* begin Provided material *
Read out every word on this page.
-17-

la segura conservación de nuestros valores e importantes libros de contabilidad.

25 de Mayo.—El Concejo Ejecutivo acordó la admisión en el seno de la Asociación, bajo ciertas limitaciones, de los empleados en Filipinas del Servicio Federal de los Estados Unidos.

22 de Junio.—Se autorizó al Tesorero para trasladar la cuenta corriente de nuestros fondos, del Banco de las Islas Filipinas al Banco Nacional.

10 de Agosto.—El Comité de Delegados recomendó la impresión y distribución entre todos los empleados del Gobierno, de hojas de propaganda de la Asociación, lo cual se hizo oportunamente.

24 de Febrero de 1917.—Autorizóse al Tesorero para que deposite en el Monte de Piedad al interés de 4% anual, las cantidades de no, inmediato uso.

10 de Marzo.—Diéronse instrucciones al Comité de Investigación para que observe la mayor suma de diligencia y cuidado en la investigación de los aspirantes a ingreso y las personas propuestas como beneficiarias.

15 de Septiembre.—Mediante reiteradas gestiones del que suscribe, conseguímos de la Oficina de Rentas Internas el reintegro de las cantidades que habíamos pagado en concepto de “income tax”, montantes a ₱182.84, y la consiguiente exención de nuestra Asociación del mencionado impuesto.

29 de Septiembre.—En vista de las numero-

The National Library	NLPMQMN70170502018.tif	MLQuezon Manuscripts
* end Provided material *
- Task to complete: State how many lines of the listing above include the word "cantidades". Give nothing but the number.

- Answer to the exercise: 2